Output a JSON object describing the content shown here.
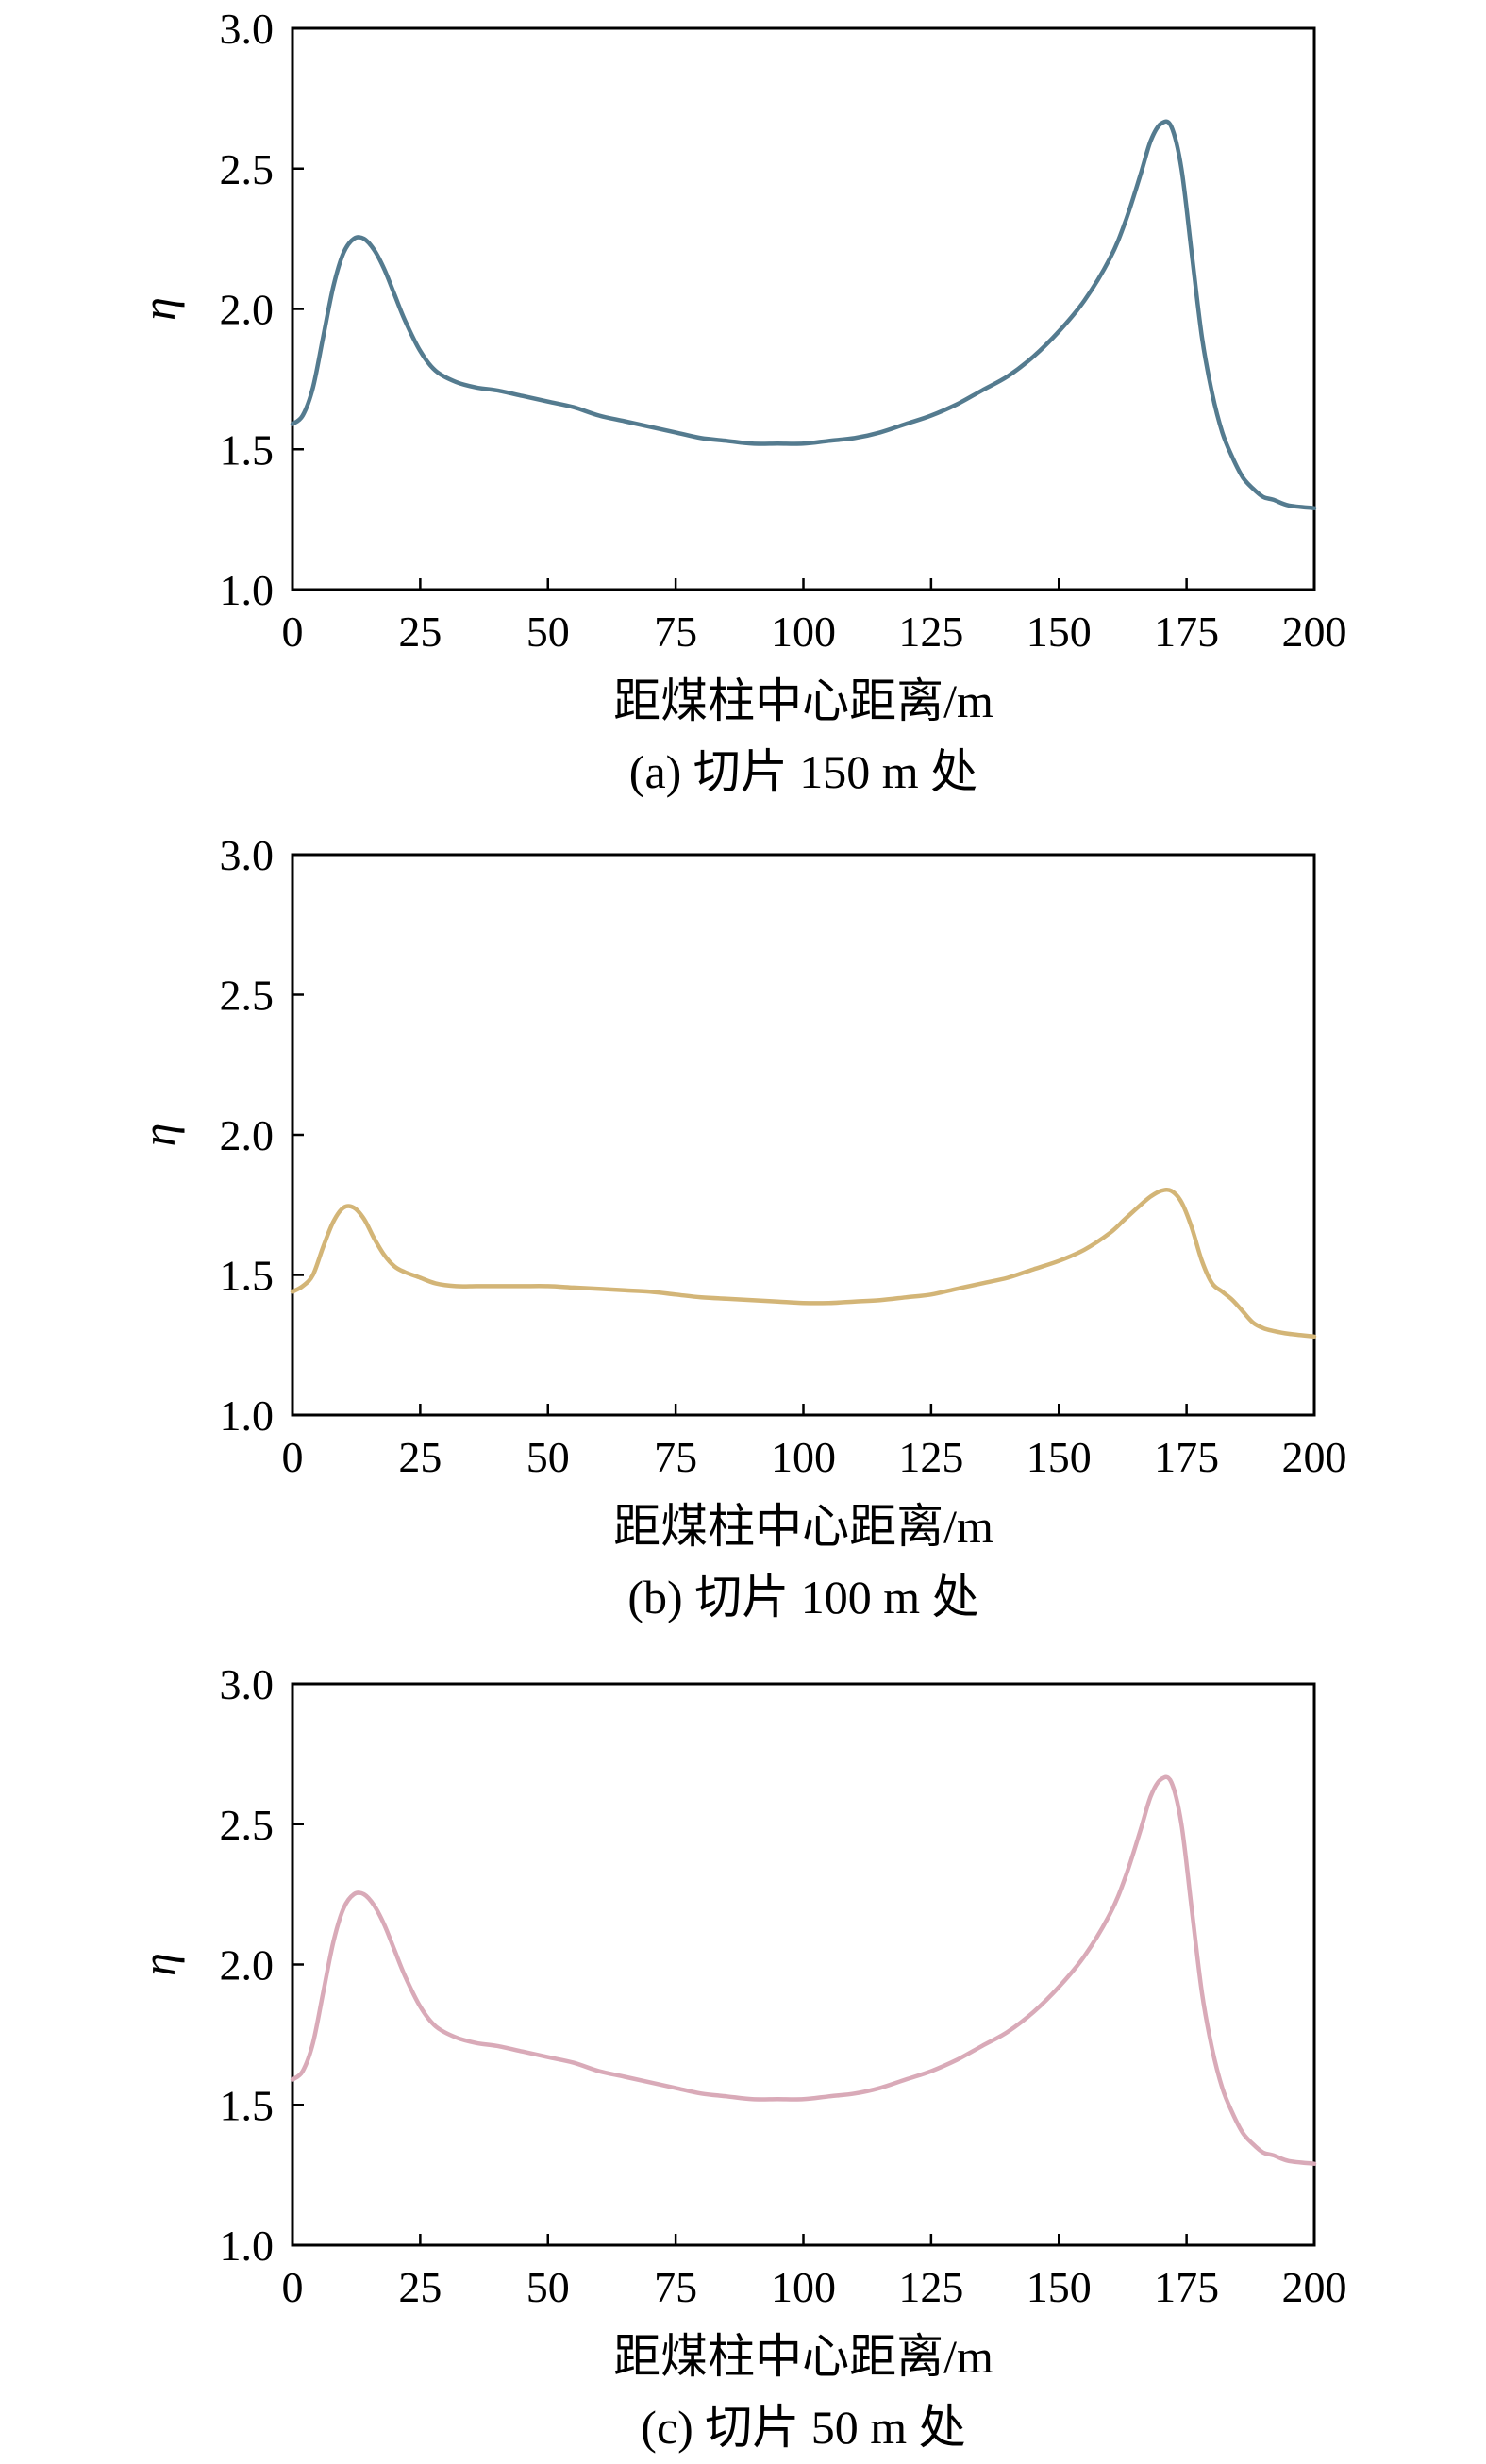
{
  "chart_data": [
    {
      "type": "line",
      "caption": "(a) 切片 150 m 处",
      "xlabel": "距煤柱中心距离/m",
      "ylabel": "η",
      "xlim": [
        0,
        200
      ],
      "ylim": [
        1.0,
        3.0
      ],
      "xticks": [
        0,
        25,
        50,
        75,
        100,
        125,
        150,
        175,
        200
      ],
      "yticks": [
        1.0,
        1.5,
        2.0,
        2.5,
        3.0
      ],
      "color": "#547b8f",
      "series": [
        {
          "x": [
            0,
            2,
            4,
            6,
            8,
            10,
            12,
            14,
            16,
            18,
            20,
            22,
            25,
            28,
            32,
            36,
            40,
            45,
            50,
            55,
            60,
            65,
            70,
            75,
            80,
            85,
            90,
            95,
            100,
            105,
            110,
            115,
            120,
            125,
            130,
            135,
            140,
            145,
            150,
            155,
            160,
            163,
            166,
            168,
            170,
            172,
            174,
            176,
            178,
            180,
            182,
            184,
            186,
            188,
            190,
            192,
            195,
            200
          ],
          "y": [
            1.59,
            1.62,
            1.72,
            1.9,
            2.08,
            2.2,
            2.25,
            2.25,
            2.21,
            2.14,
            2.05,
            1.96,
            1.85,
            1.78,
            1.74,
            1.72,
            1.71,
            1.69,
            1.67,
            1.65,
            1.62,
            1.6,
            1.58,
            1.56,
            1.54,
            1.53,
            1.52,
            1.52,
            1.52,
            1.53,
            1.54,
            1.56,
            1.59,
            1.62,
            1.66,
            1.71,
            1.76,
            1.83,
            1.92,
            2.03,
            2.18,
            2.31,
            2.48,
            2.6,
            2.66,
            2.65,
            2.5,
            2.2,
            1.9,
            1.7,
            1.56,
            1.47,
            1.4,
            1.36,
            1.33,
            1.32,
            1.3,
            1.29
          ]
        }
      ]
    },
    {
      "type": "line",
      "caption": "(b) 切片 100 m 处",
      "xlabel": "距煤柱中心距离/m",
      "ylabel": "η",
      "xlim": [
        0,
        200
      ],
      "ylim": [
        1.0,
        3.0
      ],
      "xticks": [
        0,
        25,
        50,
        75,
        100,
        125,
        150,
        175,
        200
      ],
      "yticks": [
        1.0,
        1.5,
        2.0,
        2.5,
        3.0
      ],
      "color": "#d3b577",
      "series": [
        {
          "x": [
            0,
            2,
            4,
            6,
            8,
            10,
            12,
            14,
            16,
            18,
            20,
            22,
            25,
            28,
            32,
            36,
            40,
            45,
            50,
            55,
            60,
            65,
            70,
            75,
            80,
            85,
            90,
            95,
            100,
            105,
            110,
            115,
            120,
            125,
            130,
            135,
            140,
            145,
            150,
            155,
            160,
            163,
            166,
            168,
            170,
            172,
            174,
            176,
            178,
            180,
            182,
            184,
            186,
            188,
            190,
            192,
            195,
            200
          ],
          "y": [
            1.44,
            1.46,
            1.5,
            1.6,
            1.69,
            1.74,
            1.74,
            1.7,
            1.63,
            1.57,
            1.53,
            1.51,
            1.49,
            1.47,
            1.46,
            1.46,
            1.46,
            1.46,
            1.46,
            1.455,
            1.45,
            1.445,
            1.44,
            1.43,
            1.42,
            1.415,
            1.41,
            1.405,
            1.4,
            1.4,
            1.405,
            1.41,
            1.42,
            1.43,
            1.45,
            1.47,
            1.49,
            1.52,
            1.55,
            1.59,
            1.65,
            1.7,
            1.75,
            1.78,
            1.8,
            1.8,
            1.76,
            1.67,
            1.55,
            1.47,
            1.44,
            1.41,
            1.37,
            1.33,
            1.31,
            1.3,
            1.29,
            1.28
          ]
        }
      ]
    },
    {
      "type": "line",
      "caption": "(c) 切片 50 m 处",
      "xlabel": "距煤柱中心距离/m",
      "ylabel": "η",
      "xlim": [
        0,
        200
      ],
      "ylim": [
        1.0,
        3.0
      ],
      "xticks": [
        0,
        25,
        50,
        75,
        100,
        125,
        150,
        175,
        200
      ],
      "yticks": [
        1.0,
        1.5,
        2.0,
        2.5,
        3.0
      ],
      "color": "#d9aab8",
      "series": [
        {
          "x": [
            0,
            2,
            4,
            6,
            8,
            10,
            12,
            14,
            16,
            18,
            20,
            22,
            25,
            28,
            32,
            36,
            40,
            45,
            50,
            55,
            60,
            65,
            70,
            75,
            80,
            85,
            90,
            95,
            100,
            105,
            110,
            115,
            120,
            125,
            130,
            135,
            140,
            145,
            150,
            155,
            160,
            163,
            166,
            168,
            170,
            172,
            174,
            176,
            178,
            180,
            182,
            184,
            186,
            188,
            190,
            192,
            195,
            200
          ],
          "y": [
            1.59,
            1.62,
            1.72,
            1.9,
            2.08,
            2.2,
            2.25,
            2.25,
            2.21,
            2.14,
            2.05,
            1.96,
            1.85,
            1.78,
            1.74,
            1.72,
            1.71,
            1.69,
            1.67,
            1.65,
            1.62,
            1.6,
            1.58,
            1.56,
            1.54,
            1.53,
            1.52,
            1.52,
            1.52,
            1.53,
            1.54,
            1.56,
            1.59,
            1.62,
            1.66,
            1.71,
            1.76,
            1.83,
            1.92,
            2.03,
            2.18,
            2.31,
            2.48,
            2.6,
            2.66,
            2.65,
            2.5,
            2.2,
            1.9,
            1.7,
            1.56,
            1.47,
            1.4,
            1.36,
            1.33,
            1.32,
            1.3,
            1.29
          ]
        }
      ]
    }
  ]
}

────────────────────────────────────────

Omit every picture, then repeat the remaining data exactly as it appears above.

Output a JSON object describing the content shown here.
{
  "chart_data": [
    {
      "type": "line",
      "caption": "(a) 切片 150 m 处",
      "xlabel": "距煤柱中心距离/m",
      "ylabel": "η",
      "xlim": [
        0,
        200
      ],
      "ylim": [
        1.0,
        3.0
      ],
      "xticks": [
        0,
        25,
        50,
        75,
        100,
        125,
        150,
        175,
        200
      ],
      "yticks": [
        1.0,
        1.5,
        2.0,
        2.5,
        3.0
      ],
      "color": "#547b8f",
      "series": [
        {
          "x": [
            0,
            2,
            4,
            6,
            8,
            10,
            12,
            14,
            16,
            18,
            20,
            22,
            25,
            28,
            32,
            36,
            40,
            45,
            50,
            55,
            60,
            65,
            70,
            75,
            80,
            85,
            90,
            95,
            100,
            105,
            110,
            115,
            120,
            125,
            130,
            135,
            140,
            145,
            150,
            155,
            160,
            163,
            166,
            168,
            170,
            172,
            174,
            176,
            178,
            180,
            182,
            184,
            186,
            188,
            190,
            192,
            195,
            200
          ],
          "y": [
            1.59,
            1.62,
            1.72,
            1.9,
            2.08,
            2.2,
            2.25,
            2.25,
            2.21,
            2.14,
            2.05,
            1.96,
            1.85,
            1.78,
            1.74,
            1.72,
            1.71,
            1.69,
            1.67,
            1.65,
            1.62,
            1.6,
            1.58,
            1.56,
            1.54,
            1.53,
            1.52,
            1.52,
            1.52,
            1.53,
            1.54,
            1.56,
            1.59,
            1.62,
            1.66,
            1.71,
            1.76,
            1.83,
            1.92,
            2.03,
            2.18,
            2.31,
            2.48,
            2.6,
            2.66,
            2.65,
            2.5,
            2.2,
            1.9,
            1.7,
            1.56,
            1.47,
            1.4,
            1.36,
            1.33,
            1.32,
            1.3,
            1.29
          ]
        }
      ]
    },
    {
      "type": "line",
      "caption": "(b) 切片 100 m 处",
      "xlabel": "距煤柱中心距离/m",
      "ylabel": "η",
      "xlim": [
        0,
        200
      ],
      "ylim": [
        1.0,
        3.0
      ],
      "xticks": [
        0,
        25,
        50,
        75,
        100,
        125,
        150,
        175,
        200
      ],
      "yticks": [
        1.0,
        1.5,
        2.0,
        2.5,
        3.0
      ],
      "color": "#d3b577",
      "series": [
        {
          "x": [
            0,
            2,
            4,
            6,
            8,
            10,
            12,
            14,
            16,
            18,
            20,
            22,
            25,
            28,
            32,
            36,
            40,
            45,
            50,
            55,
            60,
            65,
            70,
            75,
            80,
            85,
            90,
            95,
            100,
            105,
            110,
            115,
            120,
            125,
            130,
            135,
            140,
            145,
            150,
            155,
            160,
            163,
            166,
            168,
            170,
            172,
            174,
            176,
            178,
            180,
            182,
            184,
            186,
            188,
            190,
            192,
            195,
            200
          ],
          "y": [
            1.44,
            1.46,
            1.5,
            1.6,
            1.69,
            1.74,
            1.74,
            1.7,
            1.63,
            1.57,
            1.53,
            1.51,
            1.49,
            1.47,
            1.46,
            1.46,
            1.46,
            1.46,
            1.46,
            1.455,
            1.45,
            1.445,
            1.44,
            1.43,
            1.42,
            1.415,
            1.41,
            1.405,
            1.4,
            1.4,
            1.405,
            1.41,
            1.42,
            1.43,
            1.45,
            1.47,
            1.49,
            1.52,
            1.55,
            1.59,
            1.65,
            1.7,
            1.75,
            1.78,
            1.8,
            1.8,
            1.76,
            1.67,
            1.55,
            1.47,
            1.44,
            1.41,
            1.37,
            1.33,
            1.31,
            1.3,
            1.29,
            1.28
          ]
        }
      ]
    },
    {
      "type": "line",
      "caption": "(c) 切片 50 m 处",
      "xlabel": "距煤柱中心距离/m",
      "ylabel": "η",
      "xlim": [
        0,
        200
      ],
      "ylim": [
        1.0,
        3.0
      ],
      "xticks": [
        0,
        25,
        50,
        75,
        100,
        125,
        150,
        175,
        200
      ],
      "yticks": [
        1.0,
        1.5,
        2.0,
        2.5,
        3.0
      ],
      "color": "#d9aab8",
      "series": [
        {
          "x": [
            0,
            2,
            4,
            6,
            8,
            10,
            12,
            14,
            16,
            18,
            20,
            22,
            25,
            28,
            32,
            36,
            40,
            45,
            50,
            55,
            60,
            65,
            70,
            75,
            80,
            85,
            90,
            95,
            100,
            105,
            110,
            115,
            120,
            125,
            130,
            135,
            140,
            145,
            150,
            155,
            160,
            163,
            166,
            168,
            170,
            172,
            174,
            176,
            178,
            180,
            182,
            184,
            186,
            188,
            190,
            192,
            195,
            200
          ],
          "y": [
            1.59,
            1.62,
            1.72,
            1.9,
            2.08,
            2.2,
            2.25,
            2.25,
            2.21,
            2.14,
            2.05,
            1.96,
            1.85,
            1.78,
            1.74,
            1.72,
            1.71,
            1.69,
            1.67,
            1.65,
            1.62,
            1.6,
            1.58,
            1.56,
            1.54,
            1.53,
            1.52,
            1.52,
            1.52,
            1.53,
            1.54,
            1.56,
            1.59,
            1.62,
            1.66,
            1.71,
            1.76,
            1.83,
            1.92,
            2.03,
            2.18,
            2.31,
            2.48,
            2.6,
            2.66,
            2.65,
            2.5,
            2.2,
            1.9,
            1.7,
            1.56,
            1.47,
            1.4,
            1.36,
            1.33,
            1.32,
            1.3,
            1.29
          ]
        }
      ]
    }
  ]
}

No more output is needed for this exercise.